───── EXTRAIT DE L'ARRÊT
France | France, Cour d'appel d'Aix-en-Provence, Chambre 2-2, 16 mai 2023, 21/08433


COUR D'APPEL D'AIX-EN-PROVENCE

Chambre 2-2



ARRÊT AU FOND

DU 16 MAI 2023



N° 2023/226









Rôle N° RG 21/08433

N° Portalis DBVB-V-B7F-

BHSWG







[R] [U] [T]



C/



PROCUREUR GENERAL

































Copie exécutoire délivrée

le :

à :



Me Radost VELEVA-

REINAUD



MINISTERE PUBLIC







Décision déférée à la Cour :



Jugement du Tribunal judiciaire de Marseille en date du 20 mai 2021 enregistré au répertoire général sous le n° 19/11175





APPELANT



Monsieur [R] [U] [T]

(bénéficie d'une aide juridictionnelle totale numéro 2021/009317 du 10/12/2021 accordée par le bureau d'aide juridictionnelle de...

COUR D'APPEL D'AIX-EN-PROVENCE

Chambre 2-2

ARRÊT AU FOND

DU 16 MAI 2023

N° 2023/226

Rôle N° RG 21/08433

N° Portalis DBVB-V-B7F-

BHSWG

[R] [U] [T]

C/

PROCUREUR GENERAL

Copie exécutoire délivrée

le :

à :

Me Radost VELEVA-

REINAUD

MINISTERE PUBLIC

Décision déférée à la Cour :

Jugement du Tribunal judiciaire de Marseille en date du 20 mai 2021 enregistré au répertoire général sous le n° 19/11175

APPELANT

Monsieur [R] [U] [T]

(bénéficie d'une aide juridictionnelle totale numéro 2021/009317 du 10/12/2021 accordée par le bureau d'aide juridictionnelle de AIX-EN-PROVENCE)

né le 13 novembre 1994 à [Localité 2]

de nationalité comorienne,

demeurant [Adresse 1]

représenté par Me Radost VELEVA-REINAUD, avocat au barreau d'AIX-EN-PROVENCE substitué par Me Baptiste NICOL, avocat au barreau d'AVIGNON

INTIME

PROCUREUR GENERAL

comparant en la personne de Madame Isabelle POUEY, Substitut général

*-*-*-*-*

COMPOSITION DE LA COUR

L'affaire a été débattue le 16 mars 2023 en chambre du conseil. Conformément à l'article 804 du code de procédure civile, Madame Michèle CUTAJAR, Conseiller, a fait un rapport oral de l'affaire à l'audience avant les plaidoiries.

La Cour était composée de :

Monsieur Jean-Marc BAÏSSUS, Président

Madame Michèle CUTAJAR, Conseiller

Madame Hélène PERRET, Conseiller

qui en ont délibéré

Greffier lors des débats : Madame Jessica FREITAS.
──────────
◆ TRAVAIL DEMANDÉ:
**A.** Répondez brièvement à ces questions sur l'arrêt :
(i) Quelle juridiction a rendu la décision déférée à la Cour, et à quelle date ?
(ii) À quelle date l'affaire a-t-elle été débattue ?
(iii) Qui présidait la Cour ?
**B.** Poursuivez l'arrêt de la cour d'appel à partir de la dernière ligne affichée.
Le listing n'a aucun rôle ici.
───── LISTING FOURNI
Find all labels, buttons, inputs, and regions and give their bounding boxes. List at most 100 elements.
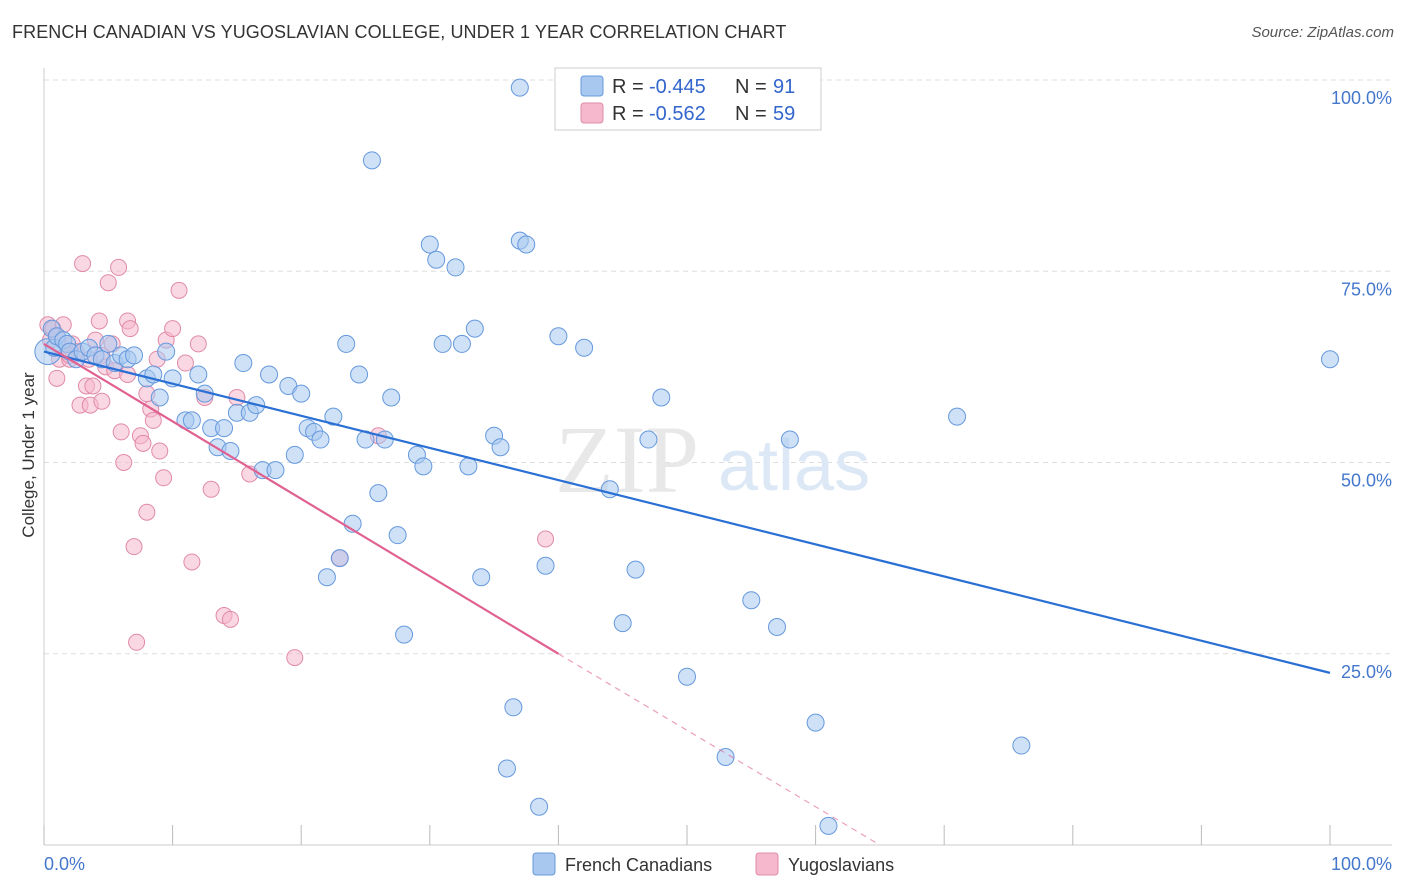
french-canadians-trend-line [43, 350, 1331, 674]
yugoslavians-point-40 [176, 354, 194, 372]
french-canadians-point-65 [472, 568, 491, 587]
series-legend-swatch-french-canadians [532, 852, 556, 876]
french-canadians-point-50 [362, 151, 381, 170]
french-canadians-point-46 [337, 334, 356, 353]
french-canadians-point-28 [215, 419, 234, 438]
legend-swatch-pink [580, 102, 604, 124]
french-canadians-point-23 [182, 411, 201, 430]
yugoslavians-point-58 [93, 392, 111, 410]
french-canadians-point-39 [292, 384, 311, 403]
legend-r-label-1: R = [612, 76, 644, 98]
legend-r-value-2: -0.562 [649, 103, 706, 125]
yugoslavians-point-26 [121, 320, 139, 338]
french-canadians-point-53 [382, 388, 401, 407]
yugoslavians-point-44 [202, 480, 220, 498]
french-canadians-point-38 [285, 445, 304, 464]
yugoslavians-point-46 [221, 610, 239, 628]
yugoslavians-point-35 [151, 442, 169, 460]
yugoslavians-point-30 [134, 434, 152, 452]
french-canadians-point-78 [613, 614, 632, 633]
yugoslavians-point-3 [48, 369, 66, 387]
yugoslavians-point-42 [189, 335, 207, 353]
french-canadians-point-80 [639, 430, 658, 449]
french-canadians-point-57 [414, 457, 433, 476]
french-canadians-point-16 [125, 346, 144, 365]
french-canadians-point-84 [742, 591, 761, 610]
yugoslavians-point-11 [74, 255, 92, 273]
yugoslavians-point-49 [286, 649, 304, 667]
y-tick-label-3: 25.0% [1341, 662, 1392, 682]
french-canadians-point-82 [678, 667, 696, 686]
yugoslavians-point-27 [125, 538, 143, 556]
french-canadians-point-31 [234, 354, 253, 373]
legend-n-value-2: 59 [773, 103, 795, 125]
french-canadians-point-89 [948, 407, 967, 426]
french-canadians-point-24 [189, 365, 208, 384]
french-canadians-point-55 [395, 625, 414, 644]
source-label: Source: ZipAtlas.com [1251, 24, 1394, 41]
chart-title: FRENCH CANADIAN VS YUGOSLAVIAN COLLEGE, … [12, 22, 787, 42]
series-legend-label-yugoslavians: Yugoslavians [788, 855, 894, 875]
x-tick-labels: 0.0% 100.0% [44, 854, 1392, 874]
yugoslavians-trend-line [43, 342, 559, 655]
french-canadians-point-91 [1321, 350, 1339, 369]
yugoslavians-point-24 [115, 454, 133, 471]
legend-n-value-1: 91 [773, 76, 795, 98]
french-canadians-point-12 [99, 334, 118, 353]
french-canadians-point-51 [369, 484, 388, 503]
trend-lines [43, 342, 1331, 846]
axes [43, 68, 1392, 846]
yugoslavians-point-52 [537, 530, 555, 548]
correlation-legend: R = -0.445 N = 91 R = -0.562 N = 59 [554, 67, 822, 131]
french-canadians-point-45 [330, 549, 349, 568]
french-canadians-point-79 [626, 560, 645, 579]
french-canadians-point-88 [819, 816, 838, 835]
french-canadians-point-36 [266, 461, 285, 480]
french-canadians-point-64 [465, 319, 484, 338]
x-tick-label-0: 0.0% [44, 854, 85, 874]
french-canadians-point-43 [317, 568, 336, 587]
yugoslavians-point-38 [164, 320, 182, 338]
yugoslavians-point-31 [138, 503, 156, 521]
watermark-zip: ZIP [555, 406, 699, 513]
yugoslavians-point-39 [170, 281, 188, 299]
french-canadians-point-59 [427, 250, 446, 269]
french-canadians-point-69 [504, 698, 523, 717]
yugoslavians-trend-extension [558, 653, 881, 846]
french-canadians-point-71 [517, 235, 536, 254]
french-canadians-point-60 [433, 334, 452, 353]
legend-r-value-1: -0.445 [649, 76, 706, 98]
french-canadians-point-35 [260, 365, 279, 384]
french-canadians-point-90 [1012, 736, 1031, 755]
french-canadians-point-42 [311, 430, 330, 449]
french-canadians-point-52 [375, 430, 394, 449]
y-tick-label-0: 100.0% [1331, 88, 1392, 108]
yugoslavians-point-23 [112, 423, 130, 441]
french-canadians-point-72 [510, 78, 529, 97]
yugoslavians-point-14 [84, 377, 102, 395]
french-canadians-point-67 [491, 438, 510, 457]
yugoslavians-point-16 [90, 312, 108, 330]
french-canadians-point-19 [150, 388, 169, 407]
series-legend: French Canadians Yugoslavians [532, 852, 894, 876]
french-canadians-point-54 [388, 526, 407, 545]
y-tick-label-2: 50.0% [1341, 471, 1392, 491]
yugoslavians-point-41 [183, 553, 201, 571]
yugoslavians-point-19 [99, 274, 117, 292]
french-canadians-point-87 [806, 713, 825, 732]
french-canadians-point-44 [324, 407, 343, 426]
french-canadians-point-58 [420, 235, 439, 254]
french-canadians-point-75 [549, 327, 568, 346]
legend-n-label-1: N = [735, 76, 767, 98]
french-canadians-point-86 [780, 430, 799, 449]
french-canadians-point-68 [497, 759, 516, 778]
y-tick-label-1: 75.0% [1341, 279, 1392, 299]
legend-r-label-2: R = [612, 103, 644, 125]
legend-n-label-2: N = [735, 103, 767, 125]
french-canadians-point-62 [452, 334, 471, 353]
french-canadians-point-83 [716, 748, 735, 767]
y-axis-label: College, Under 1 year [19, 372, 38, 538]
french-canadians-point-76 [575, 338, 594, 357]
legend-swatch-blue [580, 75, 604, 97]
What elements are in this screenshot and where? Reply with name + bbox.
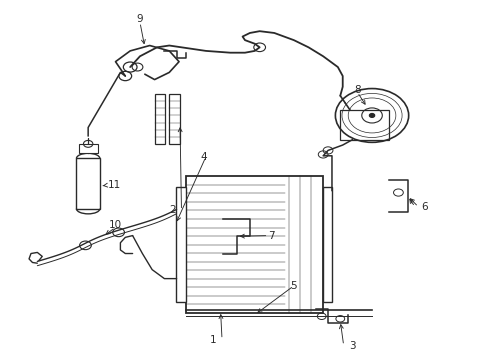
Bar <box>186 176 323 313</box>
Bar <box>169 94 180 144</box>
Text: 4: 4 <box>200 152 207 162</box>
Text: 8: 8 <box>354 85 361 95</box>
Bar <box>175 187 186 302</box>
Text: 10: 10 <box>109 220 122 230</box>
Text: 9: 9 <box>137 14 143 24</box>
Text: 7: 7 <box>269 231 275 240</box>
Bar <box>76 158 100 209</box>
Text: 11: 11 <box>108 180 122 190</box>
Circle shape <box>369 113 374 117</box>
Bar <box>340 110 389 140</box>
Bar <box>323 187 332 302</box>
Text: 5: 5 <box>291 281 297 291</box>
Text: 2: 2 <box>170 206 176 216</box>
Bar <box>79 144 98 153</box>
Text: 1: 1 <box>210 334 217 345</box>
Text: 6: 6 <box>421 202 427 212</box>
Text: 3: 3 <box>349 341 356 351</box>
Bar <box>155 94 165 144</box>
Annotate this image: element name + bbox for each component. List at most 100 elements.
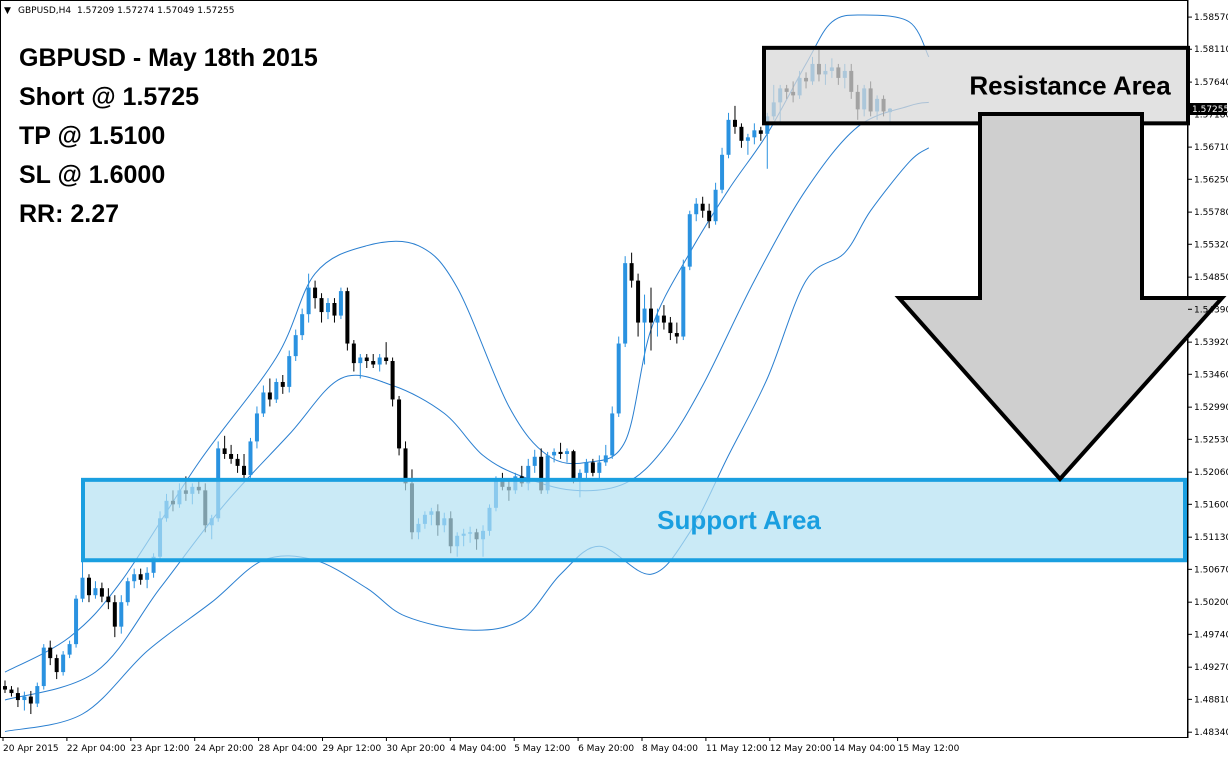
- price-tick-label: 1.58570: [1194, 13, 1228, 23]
──────────
◆ RÉSULTATS:
**A.**
(i) Le Tribunal judiciaire de Marseille, le 20 mai 2021.
(ii) Le 16 mars 2023.
(iii) Monsieur Jean-Marc BAÏSSUS.

**B.**
Les parties ont été avisées que le prononcé de la décision aura lieu par mise à disposition au greffe le 16 mai 2023.

MINISTERE PUBLIC :

Auquel l'affaire a été régulièrement communiquée.

ARRÊT

Contradictoire,

Prononcé par mise à disposition au greffe le 16 mai 2023,

Signé par Monsieur Jean-Marc BAÏSSUS, Président et Madame Jessica FREITAS, greffier auquel la minute de la décision a été remise par le magistrat signataire.

EXPOSE DU LITIGE

Le 08 juillet 2016, le tribunal d'instance de Cannes a refusé à Monsieur [R] [U] [T], se disant né le 13 novembre 1994 à [Localité 2] (Comores) la délivrance d'un certificat de nationalité française aux motifs de l'absence de réponse de l'ambassade de France à [Localité 4] (Comores) analysée comme un refus d'authentification de l'acte de naissance dont il se prévaut.

Le recours formé par le requérant devant le Ministère de la Justice le 07 juin 2017 a été rejeté.

Par acte du 13 septembre 2019, Monsieur [R] [U] [T] a fait assigner le procureur de la République près le tribunal de grande instance de Marseille devant cette juridiction, aux fins d'obtenir la reconnaissance de sa nationalité française'.

Par jugement du 20 mai 2021, le tribunal judiciaire de Marseille a':

constaté que le récépissé prévu à l'article 1043 du code de procédure civile a été délivré et déclaré en conséquence recevable la demande

débouté Monsieur [R] [U] [T] se disant né le 13 novembre 1994 à [Localité 2] ( Comores) de l'ensemble de ses demandes

constaté l'extranéité de Monsieur [R] [U] [T] se disant né le 13 novembre 1994 à [Localité 2] (Comores)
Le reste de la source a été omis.